Written exercise => For each line of the data below that holds "true", copy the line.

[Data entries for graphics]
--- begin ---
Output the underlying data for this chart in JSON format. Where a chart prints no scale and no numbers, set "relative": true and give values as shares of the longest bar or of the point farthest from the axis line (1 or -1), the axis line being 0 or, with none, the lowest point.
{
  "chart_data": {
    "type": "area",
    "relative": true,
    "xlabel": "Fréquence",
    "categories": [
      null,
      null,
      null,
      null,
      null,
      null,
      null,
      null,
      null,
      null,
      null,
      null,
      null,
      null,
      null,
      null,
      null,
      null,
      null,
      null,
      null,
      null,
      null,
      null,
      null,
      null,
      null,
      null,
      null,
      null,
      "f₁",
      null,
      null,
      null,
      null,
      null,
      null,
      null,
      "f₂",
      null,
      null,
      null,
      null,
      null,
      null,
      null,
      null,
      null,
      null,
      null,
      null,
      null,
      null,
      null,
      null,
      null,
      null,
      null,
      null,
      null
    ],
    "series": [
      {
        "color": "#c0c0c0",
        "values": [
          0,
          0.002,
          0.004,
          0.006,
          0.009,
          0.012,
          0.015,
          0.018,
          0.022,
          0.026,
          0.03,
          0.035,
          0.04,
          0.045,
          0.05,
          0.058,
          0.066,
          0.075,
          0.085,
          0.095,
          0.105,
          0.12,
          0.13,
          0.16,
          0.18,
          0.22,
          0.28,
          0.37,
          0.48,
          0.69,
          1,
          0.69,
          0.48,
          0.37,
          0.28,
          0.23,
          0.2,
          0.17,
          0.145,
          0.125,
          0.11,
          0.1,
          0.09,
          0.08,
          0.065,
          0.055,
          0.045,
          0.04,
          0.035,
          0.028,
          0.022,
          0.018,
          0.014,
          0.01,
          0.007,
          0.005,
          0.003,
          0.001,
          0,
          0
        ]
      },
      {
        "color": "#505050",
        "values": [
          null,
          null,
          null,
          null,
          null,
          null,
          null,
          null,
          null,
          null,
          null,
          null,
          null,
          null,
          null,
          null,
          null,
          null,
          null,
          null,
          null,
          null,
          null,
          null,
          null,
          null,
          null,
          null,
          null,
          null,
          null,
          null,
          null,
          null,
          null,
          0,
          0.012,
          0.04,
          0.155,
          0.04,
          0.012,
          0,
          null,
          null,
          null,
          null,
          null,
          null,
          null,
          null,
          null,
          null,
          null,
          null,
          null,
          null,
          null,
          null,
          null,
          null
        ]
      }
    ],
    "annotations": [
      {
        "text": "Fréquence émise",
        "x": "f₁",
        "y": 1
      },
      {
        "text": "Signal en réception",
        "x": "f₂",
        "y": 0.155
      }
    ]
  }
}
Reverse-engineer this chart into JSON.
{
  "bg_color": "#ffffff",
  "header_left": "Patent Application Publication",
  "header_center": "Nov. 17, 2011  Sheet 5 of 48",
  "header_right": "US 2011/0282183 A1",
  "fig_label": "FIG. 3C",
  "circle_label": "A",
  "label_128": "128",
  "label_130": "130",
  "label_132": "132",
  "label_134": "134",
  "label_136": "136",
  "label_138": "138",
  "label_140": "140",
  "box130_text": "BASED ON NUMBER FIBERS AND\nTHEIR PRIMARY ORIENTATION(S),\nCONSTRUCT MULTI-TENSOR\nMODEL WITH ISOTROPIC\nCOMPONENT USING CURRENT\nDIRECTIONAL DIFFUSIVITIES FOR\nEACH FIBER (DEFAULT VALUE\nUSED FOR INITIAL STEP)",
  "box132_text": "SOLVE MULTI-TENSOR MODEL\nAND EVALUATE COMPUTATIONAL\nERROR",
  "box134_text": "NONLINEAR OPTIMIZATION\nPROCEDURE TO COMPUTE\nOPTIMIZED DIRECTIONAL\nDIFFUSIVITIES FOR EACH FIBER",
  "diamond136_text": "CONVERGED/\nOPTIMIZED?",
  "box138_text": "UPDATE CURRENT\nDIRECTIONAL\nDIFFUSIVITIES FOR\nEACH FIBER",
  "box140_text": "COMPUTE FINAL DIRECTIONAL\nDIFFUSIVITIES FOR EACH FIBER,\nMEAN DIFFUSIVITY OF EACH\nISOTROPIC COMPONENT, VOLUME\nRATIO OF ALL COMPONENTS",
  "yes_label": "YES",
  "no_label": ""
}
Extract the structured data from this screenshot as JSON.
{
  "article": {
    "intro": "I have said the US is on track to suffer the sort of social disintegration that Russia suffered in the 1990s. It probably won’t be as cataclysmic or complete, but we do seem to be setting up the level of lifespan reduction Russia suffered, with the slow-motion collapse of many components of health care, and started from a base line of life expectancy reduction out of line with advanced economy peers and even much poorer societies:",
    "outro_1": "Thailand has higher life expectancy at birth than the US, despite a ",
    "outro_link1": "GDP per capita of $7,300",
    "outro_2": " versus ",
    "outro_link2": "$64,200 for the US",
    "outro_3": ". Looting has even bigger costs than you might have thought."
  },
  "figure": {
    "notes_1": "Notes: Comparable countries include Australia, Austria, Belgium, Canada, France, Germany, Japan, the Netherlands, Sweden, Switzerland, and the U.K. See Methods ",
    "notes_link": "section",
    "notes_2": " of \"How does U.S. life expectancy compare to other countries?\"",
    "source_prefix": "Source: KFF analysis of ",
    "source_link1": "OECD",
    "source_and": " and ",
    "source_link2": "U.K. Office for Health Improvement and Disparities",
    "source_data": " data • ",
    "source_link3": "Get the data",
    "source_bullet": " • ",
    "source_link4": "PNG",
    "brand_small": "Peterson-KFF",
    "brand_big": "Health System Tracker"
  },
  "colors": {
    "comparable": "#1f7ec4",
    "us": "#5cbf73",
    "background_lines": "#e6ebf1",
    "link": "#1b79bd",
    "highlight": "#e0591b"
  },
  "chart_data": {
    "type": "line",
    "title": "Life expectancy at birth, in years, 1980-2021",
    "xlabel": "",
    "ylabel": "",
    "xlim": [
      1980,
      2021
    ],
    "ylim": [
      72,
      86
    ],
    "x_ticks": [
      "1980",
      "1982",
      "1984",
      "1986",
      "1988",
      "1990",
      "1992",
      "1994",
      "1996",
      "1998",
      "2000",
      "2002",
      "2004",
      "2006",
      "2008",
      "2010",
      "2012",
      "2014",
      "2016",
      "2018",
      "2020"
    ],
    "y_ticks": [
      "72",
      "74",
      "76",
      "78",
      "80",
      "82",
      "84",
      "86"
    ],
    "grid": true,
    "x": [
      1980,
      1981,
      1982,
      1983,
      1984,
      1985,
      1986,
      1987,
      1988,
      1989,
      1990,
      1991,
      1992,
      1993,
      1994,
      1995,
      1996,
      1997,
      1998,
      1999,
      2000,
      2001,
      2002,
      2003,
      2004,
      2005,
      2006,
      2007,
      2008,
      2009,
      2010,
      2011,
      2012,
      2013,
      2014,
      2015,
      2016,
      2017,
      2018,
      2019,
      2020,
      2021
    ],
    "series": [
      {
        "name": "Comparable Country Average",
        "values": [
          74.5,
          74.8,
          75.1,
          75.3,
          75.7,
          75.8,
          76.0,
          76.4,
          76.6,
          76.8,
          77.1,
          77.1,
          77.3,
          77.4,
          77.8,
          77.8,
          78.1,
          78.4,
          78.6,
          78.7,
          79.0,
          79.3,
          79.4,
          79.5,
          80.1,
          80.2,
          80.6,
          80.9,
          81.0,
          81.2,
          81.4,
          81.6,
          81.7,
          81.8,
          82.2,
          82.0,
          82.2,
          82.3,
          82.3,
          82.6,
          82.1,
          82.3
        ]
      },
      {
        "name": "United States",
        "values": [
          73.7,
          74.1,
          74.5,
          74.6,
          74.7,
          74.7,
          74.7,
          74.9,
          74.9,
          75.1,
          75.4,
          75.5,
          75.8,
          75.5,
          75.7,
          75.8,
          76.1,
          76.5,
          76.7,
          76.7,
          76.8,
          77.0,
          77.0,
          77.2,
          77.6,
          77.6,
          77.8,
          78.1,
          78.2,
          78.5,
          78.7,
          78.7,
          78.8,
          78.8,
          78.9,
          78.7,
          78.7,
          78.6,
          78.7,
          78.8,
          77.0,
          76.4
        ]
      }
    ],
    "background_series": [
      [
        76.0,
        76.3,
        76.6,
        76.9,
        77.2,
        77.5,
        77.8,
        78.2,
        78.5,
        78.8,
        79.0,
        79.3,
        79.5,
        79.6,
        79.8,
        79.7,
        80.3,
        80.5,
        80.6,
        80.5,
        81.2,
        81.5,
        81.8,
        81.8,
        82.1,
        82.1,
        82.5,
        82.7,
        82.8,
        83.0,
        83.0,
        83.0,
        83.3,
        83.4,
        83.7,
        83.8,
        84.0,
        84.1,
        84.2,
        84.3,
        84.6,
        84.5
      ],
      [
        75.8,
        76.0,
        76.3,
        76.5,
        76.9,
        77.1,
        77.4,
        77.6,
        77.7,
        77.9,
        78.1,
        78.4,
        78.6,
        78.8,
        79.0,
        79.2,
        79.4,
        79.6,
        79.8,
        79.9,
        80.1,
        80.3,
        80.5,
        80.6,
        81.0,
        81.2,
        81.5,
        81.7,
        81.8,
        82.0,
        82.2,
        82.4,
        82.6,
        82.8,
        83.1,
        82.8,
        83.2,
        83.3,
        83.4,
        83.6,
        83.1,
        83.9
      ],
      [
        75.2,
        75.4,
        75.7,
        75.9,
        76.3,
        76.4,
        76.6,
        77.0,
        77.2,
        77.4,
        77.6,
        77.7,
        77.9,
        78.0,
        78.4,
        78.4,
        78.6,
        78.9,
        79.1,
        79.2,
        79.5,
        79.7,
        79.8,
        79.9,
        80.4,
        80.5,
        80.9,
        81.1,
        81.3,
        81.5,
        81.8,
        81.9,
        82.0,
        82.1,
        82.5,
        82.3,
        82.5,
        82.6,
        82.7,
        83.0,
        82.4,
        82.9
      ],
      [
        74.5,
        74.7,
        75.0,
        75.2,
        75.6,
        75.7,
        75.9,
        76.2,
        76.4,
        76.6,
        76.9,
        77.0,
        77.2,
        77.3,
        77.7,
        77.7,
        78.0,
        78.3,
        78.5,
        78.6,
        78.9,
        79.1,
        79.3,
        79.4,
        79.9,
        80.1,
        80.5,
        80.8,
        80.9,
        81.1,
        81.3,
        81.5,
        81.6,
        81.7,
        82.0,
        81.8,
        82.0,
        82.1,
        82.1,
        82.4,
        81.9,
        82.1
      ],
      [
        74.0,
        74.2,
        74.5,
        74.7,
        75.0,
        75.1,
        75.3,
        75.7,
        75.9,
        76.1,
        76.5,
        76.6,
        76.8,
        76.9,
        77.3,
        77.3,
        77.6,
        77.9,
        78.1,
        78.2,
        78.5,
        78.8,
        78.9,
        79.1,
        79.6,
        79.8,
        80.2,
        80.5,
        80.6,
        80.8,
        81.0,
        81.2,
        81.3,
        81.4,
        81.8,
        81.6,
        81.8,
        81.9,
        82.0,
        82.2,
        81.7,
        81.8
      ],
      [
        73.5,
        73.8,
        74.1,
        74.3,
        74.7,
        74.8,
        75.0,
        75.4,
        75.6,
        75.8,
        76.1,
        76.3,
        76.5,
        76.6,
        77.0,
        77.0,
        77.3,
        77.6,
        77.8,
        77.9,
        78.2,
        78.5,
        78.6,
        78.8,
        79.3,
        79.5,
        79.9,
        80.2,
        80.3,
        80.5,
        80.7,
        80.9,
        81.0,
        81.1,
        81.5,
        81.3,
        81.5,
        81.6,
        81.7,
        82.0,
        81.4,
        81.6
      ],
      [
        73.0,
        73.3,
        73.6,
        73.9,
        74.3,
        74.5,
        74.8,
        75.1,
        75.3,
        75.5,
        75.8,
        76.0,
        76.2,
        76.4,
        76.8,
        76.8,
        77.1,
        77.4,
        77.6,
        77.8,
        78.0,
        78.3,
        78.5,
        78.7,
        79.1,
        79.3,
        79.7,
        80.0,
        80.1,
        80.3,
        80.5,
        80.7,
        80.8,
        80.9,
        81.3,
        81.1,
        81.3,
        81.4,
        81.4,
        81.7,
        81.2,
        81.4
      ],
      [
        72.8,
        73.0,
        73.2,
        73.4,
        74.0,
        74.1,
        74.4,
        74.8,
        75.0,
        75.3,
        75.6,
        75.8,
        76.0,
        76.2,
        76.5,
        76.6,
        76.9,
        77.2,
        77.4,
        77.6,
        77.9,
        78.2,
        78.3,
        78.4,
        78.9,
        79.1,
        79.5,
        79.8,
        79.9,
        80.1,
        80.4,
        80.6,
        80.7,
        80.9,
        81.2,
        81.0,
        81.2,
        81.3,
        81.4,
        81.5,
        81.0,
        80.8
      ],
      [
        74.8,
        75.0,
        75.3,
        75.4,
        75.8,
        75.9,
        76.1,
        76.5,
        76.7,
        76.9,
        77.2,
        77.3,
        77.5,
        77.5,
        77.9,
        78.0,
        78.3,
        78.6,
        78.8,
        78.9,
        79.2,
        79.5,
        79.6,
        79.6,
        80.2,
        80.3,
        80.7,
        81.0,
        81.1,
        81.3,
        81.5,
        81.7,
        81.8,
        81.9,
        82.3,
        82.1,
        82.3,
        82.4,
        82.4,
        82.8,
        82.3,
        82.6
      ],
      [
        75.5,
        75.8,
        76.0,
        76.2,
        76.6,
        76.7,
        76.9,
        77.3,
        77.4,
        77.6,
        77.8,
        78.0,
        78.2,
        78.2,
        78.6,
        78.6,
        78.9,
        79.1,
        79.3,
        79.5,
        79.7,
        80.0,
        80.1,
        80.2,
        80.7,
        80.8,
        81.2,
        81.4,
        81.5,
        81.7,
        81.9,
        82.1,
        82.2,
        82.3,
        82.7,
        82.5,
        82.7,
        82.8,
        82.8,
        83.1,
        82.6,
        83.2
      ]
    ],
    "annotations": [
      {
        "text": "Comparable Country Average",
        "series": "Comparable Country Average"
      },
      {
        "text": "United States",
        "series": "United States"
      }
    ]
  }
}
--- end ---
Solution for this task =>
Output the underlying data for this chart in JSON format. Where a chart prints no scale and no numbers, set "relative": true and give values as shares of the longest bar or of the point farthest from the axis line (1 or -1), the axis line being 0 or, with none, the lowest point.
    "relative": true,
    "grid": true,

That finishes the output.